**Exercise task 1**
Answer these questions using the text about Farrell and the Red Sox:
(a) What was Drew Pomeranz's pitch count when he was removed from the game?
(b) In what year did the Red Sox win the World Series?
(c) Which team did Torey Lovullo leave to manage?

**Quoted text**

Beyond the mediocre record, Rosenthal cites two incidents that happened this season that caused Farrell’s stock to drop. The first was the brouhaha with the Orioles when Manny Machado slid into Dustin Pedroia at second base, causing Pedroia to suffer an injury. When reliever Matt Barnes intentionally threw a fastball at Machado, Pedroia was seen telling Machado, “It wasn’t me. It’s them.” The word “them,” of course, would ostensibly be referring to Barnes and Farrell.

The second incident happened last week when pitcher Drew Pomeranz challenged Farrell in the dugout after being removed with a pitch count of 97. Rosenthal suggests that some of Farrell’s players aren’t on the same page as the skipper.

Rosenthal also mentions that Farrell didn’t have the entire backing of the Red Sox clubhouse in 2013, when the club won the World Series. So the issues this year may not be unique; they may be part of a larger trend.

The biggest impediment in making a managerial change for the Red Sox is having a good candidate. After letting Torey Lovullo leave after last season to manage the Diamondbacks, the team’s two most likely interim candidates would be bench coach Gary DiSarcina and third base coach Brian Butterfield. DiSarcina has one year of managing experience above Single-A (Triple-A Pawtucket in 2013). Butterfield hasn’t managed in 15 years.

**Dataset excerpts**

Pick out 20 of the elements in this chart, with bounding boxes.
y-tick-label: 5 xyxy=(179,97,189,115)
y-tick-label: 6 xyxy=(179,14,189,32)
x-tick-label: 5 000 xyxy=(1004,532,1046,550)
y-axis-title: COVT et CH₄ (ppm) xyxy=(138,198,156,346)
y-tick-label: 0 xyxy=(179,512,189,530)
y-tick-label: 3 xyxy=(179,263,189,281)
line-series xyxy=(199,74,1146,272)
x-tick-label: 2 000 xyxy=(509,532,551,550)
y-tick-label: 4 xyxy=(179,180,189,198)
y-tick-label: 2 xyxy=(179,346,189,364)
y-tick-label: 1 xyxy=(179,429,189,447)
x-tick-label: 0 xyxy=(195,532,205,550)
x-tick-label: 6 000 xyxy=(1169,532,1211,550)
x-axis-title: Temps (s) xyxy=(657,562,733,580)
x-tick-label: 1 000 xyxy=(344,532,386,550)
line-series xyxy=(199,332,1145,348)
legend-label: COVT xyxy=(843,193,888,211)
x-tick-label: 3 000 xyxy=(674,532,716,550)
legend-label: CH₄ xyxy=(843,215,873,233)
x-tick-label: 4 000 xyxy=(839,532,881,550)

**Exercise task 2**
Take the records from the first line through the line with "x-tick-label: 2 000 xyxy=(509,532,551,550)", swap "y-tick-label" for "y-axis-value" throughout, and give those lines again with everything else unchanged.

**Problem solution 1**
(a) 97
(b) 2013
(c) The Diamondbacks

**Problem solution 2**
Pick out 20 of the elements in this chart, with bounding boxes.
y-axis-value: 5 xyxy=(179,97,189,115)
y-axis-value: 6 xyxy=(179,14,189,32)
x-tick-label: 5 000 xyxy=(1004,532,1046,550)
y-axis-title: COVT et CH₄ (ppm) xyxy=(138,198,156,346)
y-axis-value: 0 xyxy=(179,512,189,530)
y-axis-value: 3 xyxy=(179,263,189,281)
line-series xyxy=(199,74,1146,272)
x-tick-label: 2 000 xyxy=(509,532,551,550)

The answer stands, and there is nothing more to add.